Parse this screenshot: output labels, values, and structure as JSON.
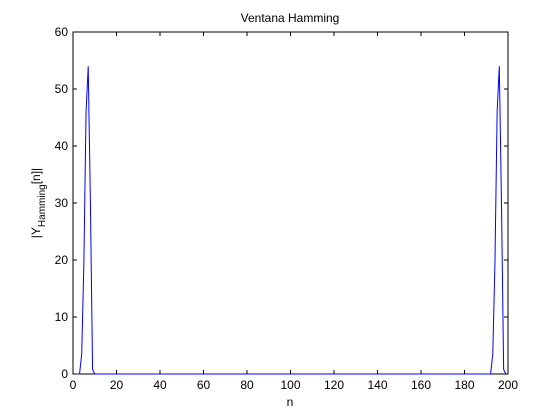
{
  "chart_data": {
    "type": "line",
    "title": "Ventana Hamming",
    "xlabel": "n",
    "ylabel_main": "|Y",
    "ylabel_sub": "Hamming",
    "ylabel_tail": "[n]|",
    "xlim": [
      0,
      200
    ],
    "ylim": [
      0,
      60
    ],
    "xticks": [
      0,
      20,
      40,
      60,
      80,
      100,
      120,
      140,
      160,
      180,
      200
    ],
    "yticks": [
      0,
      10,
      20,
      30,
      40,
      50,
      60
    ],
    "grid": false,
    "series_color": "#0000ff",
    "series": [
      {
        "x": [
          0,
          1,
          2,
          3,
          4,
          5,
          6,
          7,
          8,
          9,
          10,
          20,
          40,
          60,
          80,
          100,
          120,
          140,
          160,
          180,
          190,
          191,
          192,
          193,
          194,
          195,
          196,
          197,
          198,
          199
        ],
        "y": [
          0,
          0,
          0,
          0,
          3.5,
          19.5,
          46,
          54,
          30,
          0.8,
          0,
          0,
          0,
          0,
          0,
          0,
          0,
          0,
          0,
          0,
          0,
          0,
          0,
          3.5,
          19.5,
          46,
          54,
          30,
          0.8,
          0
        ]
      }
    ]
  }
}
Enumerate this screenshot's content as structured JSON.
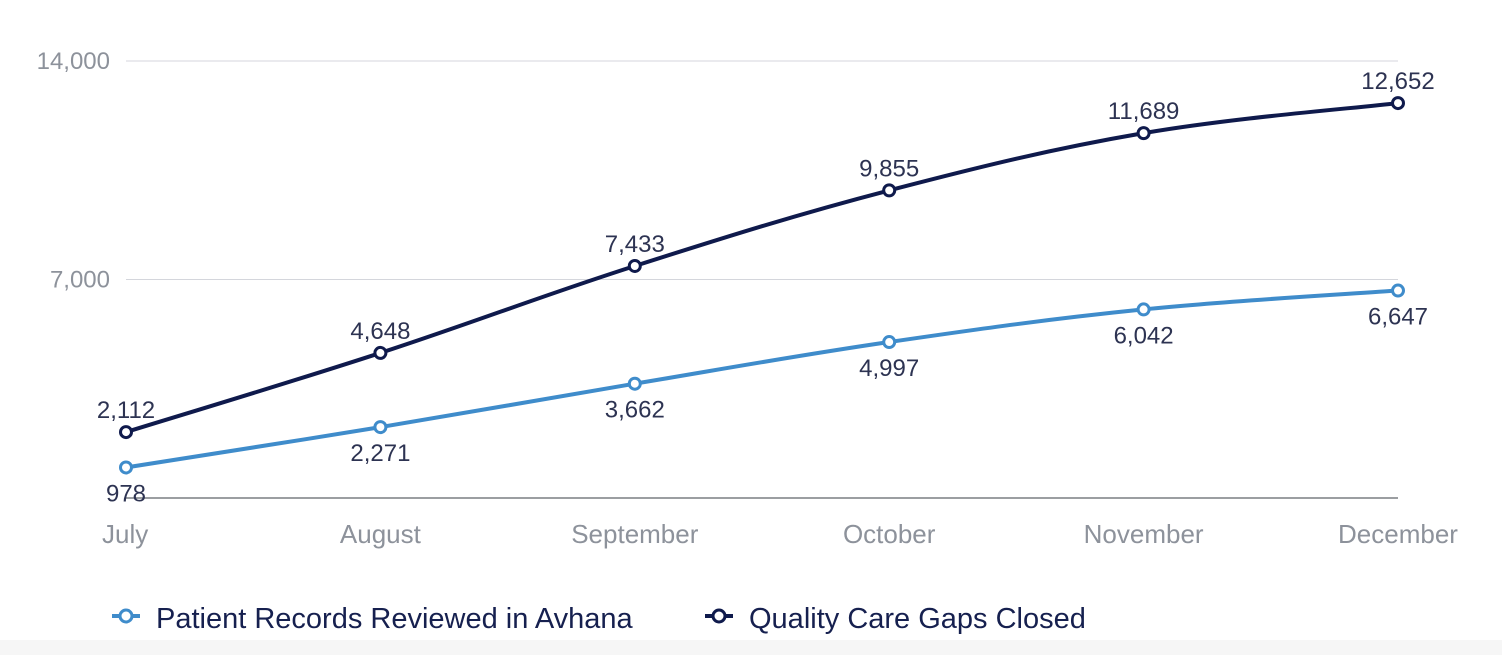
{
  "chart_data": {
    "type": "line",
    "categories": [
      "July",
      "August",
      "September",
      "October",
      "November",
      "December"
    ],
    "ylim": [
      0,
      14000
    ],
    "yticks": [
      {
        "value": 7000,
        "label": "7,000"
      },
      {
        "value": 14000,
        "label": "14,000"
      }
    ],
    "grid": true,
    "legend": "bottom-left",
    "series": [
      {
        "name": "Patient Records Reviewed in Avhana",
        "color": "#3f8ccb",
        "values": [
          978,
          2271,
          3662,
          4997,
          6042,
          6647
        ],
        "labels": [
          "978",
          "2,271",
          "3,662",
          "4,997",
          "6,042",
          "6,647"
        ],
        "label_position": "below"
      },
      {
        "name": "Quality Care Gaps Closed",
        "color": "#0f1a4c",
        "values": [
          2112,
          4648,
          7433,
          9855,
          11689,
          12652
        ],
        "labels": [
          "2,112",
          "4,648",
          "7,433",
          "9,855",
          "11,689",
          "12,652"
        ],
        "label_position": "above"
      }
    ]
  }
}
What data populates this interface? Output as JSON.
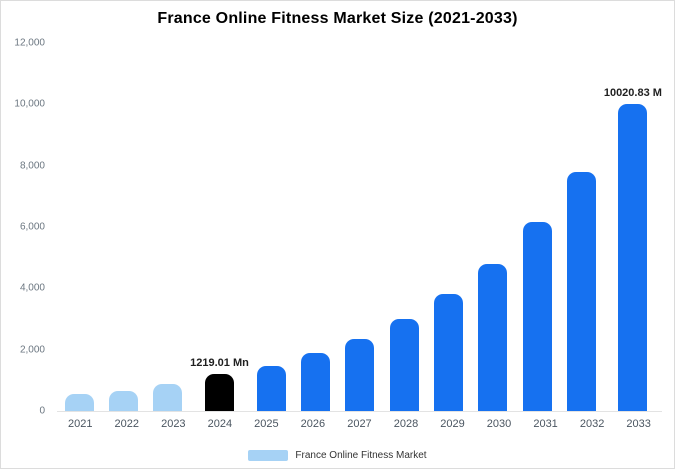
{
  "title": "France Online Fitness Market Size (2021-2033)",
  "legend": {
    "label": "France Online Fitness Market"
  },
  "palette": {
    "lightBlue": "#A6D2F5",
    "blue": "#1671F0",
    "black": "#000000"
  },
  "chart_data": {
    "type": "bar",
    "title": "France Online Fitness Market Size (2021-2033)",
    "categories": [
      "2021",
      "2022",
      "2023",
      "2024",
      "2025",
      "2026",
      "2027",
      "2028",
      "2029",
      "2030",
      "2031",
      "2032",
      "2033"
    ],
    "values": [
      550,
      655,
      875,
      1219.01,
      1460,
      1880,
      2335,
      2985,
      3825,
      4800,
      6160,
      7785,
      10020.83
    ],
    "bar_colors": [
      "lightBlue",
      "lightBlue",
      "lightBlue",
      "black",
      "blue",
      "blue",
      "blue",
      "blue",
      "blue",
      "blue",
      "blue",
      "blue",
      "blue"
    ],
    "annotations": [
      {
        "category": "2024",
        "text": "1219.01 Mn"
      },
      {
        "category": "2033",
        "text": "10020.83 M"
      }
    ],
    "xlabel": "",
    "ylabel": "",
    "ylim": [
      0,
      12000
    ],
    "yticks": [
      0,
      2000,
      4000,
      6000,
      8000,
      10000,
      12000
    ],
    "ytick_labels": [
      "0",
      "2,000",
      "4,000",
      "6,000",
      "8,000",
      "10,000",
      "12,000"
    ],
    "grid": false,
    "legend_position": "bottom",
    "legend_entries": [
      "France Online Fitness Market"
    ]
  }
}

▶ _Problem statement_
Leave the pictures out and reproduce all of the records exactly.

▶ _Answer_
Parse this screenshot: output labels, values, and structure as JSON.
{
  "chart_data": {
    "type": "line",
    "title": "Ventana Hamming",
    "xlabel": "n",
    "ylabel_main": "|Y",
    "ylabel_sub": "Hamming",
    "ylabel_tail": "[n]|",
    "xlim": [
      0,
      200
    ],
    "ylim": [
      0,
      60
    ],
    "xticks": [
      0,
      20,
      40,
      60,
      80,
      100,
      120,
      140,
      160,
      180,
      200
    ],
    "yticks": [
      0,
      10,
      20,
      30,
      40,
      50,
      60
    ],
    "grid": false,
    "series_color": "#0000ff",
    "series": [
      {
        "x": [
          0,
          1,
          2,
          3,
          4,
          5,
          6,
          7,
          8,
          9,
          10,
          20,
          40,
          60,
          80,
          100,
          120,
          140,
          160,
          180,
          190,
          191,
          192,
          193,
          194,
          195,
          196,
          197,
          198,
          199
        ],
        "y": [
          0,
          0,
          0,
          0,
          3.5,
          19.5,
          46,
          54,
          30,
          0.8,
          0,
          0,
          0,
          0,
          0,
          0,
          0,
          0,
          0,
          0,
          0,
          0,
          0,
          3.5,
          19.5,
          46,
          54,
          30,
          0.8,
          0
        ]
      }
    ]
  }
}
Enumerate this screenshot's content as structured JSON.
{
  "chart_data": {
    "type": "line",
    "categories": [
      "July",
      "August",
      "September",
      "October",
      "November",
      "December"
    ],
    "ylim": [
      0,
      14000
    ],
    "yticks": [
      {
        "value": 7000,
        "label": "7,000"
      },
      {
        "value": 14000,
        "label": "14,000"
      }
    ],
    "grid": true,
    "legend": "bottom-left",
    "series": [
      {
        "name": "Patient Records Reviewed in Avhana",
        "color": "#3f8ccb",
        "values": [
          978,
          2271,
          3662,
          4997,
          6042,
          6647
        ],
        "labels": [
          "978",
          "2,271",
          "3,662",
          "4,997",
          "6,042",
          "6,647"
        ],
        "label_position": "below"
      },
      {
        "name": "Quality Care Gaps Closed",
        "color": "#0f1a4c",
        "values": [
          2112,
          4648,
          7433,
          9855,
          11689,
          12652
        ],
        "labels": [
          "2,112",
          "4,648",
          "7,433",
          "9,855",
          "11,689",
          "12,652"
        ],
        "label_position": "above"
      }
    ]
  }
}
What data populates this interface? Output as JSON.
{
  "title": "France Online Fitness Market Size (2021-2033)",
  "legend": {
    "label": "France Online Fitness Market"
  },
  "palette": {
    "lightBlue": "#A6D2F5",
    "blue": "#1671F0",
    "black": "#000000"
  },
  "chart_data": {
    "type": "bar",
    "title": "France Online Fitness Market Size (2021-2033)",
    "categories": [
      "2021",
      "2022",
      "2023",
      "2024",
      "2025",
      "2026",
      "2027",
      "2028",
      "2029",
      "2030",
      "2031",
      "2032",
      "2033"
    ],
    "values": [
      550,
      655,
      875,
      1219.01,
      1460,
      1880,
      2335,
      2985,
      3825,
      4800,
      6160,
      7785,
      10020.83
    ],
    "bar_colors": [
      "lightBlue",
      "lightBlue",
      "lightBlue",
      "black",
      "blue",
      "blue",
      "blue",
      "blue",
      "blue",
      "blue",
      "blue",
      "blue",
      "blue"
    ],
    "annotations": [
      {
        "category": "2024",
        "text": "1219.01 Mn"
      },
      {
        "category": "2033",
        "text": "10020.83 M"
      }
    ],
    "xlabel": "",
    "ylabel": "",
    "ylim": [
      0,
      12000
    ],
    "yticks": [
      0,
      2000,
      4000,
      6000,
      8000,
      10000,
      12000
    ],
    "ytick_labels": [
      "0",
      "2,000",
      "4,000",
      "6,000",
      "8,000",
      "10,000",
      "12,000"
    ],
    "grid": false,
    "legend_position": "bottom",
    "legend_entries": [
      "France Online Fitness Market"
    ]
  }
}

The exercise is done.